Please write the listing below out again exactly, leaving every picture behind.

· · · · · · ·

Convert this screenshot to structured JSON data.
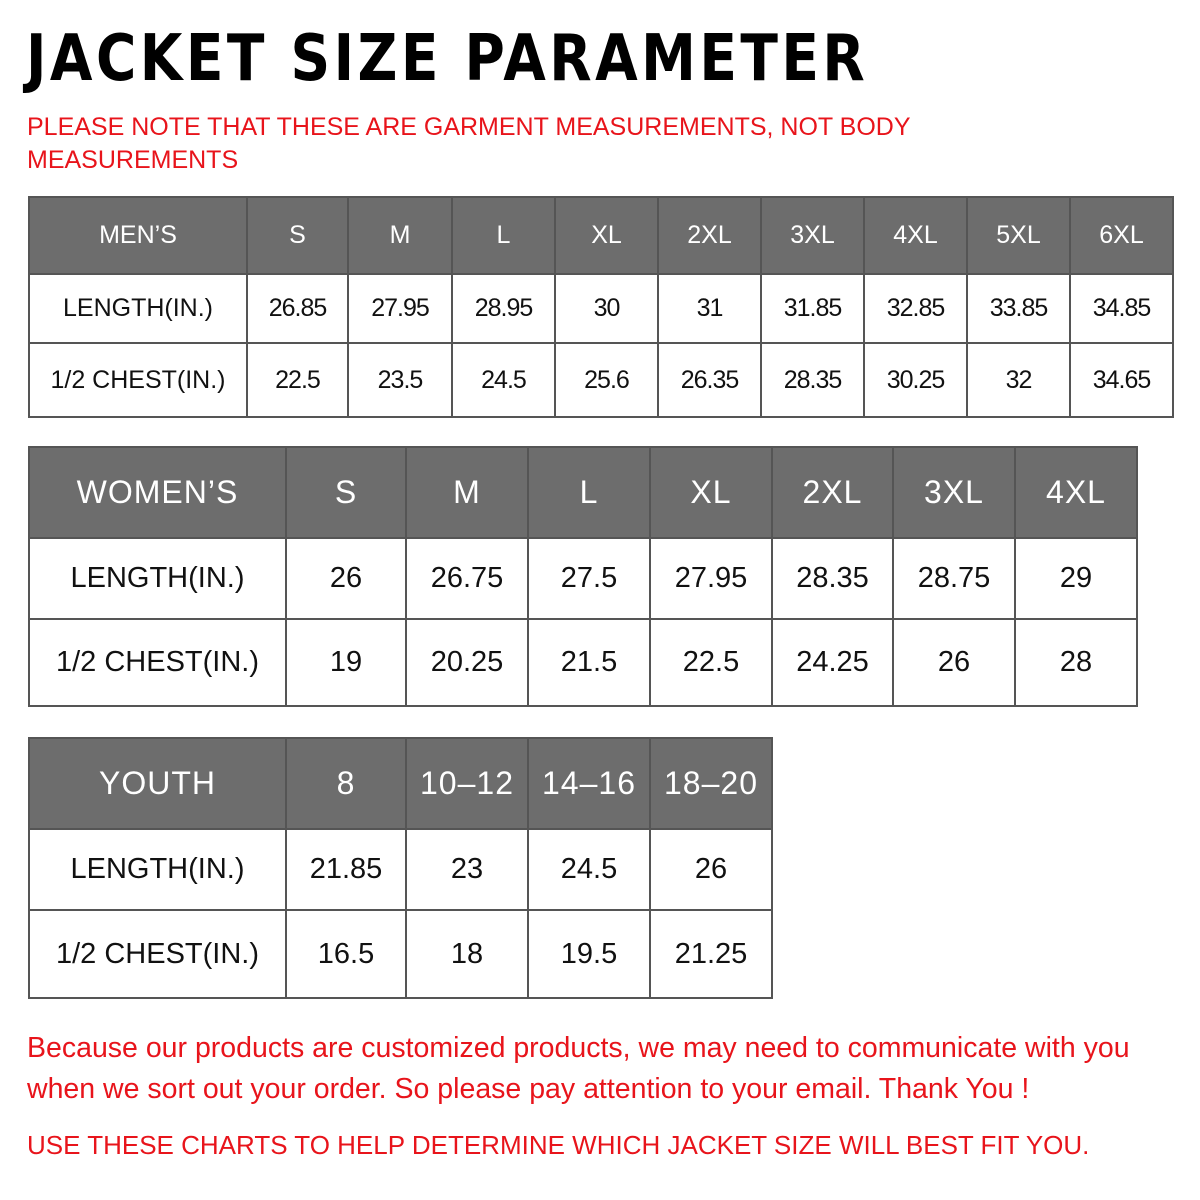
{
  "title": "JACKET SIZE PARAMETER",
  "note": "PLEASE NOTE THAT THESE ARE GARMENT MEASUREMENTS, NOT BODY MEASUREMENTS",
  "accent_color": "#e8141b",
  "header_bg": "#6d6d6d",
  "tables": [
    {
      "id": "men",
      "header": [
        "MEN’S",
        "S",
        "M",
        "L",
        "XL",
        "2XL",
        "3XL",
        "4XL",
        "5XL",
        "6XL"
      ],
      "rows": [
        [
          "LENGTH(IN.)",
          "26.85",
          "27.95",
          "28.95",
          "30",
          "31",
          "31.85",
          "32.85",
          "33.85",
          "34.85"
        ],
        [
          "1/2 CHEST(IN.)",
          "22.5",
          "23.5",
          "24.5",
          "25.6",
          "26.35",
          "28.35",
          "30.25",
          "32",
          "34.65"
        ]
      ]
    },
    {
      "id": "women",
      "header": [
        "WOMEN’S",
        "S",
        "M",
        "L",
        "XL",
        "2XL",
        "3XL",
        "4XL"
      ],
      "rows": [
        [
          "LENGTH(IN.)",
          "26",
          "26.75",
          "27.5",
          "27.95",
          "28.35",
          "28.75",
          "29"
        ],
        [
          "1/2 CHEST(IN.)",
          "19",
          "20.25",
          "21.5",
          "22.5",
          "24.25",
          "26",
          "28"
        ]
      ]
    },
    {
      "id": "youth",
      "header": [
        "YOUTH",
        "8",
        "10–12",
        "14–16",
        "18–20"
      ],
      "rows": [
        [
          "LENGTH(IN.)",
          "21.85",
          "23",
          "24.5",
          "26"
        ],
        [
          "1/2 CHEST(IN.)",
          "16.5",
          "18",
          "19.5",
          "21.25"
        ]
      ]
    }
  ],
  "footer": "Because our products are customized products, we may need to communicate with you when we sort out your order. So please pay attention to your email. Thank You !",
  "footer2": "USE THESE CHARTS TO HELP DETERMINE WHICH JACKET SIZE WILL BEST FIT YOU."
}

· · · · · · ·

▶ _Problem solution_:
Convert this screenshot to structured JSON data.
{
  "title": "JACKET SIZE PARAMETER",
  "note": "PLEASE NOTE THAT THESE ARE GARMENT MEASUREMENTS, NOT BODY MEASUREMENTS",
  "accent_color": "#e8141b",
  "header_bg": "#6d6d6d",
  "tables": [
    {
      "id": "men",
      "header": [
        "MEN’S",
        "S",
        "M",
        "L",
        "XL",
        "2XL",
        "3XL",
        "4XL",
        "5XL",
        "6XL"
      ],
      "rows": [
        [
          "LENGTH(IN.)",
          "26.85",
          "27.95",
          "28.95",
          "30",
          "31",
          "31.85",
          "32.85",
          "33.85",
          "34.85"
        ],
        [
          "1/2 CHEST(IN.)",
          "22.5",
          "23.5",
          "24.5",
          "25.6",
          "26.35",
          "28.35",
          "30.25",
          "32",
          "34.65"
        ]
      ]
    },
    {
      "id": "women",
      "header": [
        "WOMEN’S",
        "S",
        "M",
        "L",
        "XL",
        "2XL",
        "3XL",
        "4XL"
      ],
      "rows": [
        [
          "LENGTH(IN.)",
          "26",
          "26.75",
          "27.5",
          "27.95",
          "28.35",
          "28.75",
          "29"
        ],
        [
          "1/2 CHEST(IN.)",
          "19",
          "20.25",
          "21.5",
          "22.5",
          "24.25",
          "26",
          "28"
        ]
      ]
    },
    {
      "id": "youth",
      "header": [
        "YOUTH",
        "8",
        "10–12",
        "14–16",
        "18–20"
      ],
      "rows": [
        [
          "LENGTH(IN.)",
          "21.85",
          "23",
          "24.5",
          "26"
        ],
        [
          "1/2 CHEST(IN.)",
          "16.5",
          "18",
          "19.5",
          "21.25"
        ]
      ]
    }
  ],
  "footer": "Because our products are customized products, we may need to communicate with you when we sort out your order. So please pay attention to your email. Thank You !",
  "footer2": "USE THESE CHARTS TO HELP DETERMINE WHICH JACKET SIZE WILL BEST FIT YOU."
}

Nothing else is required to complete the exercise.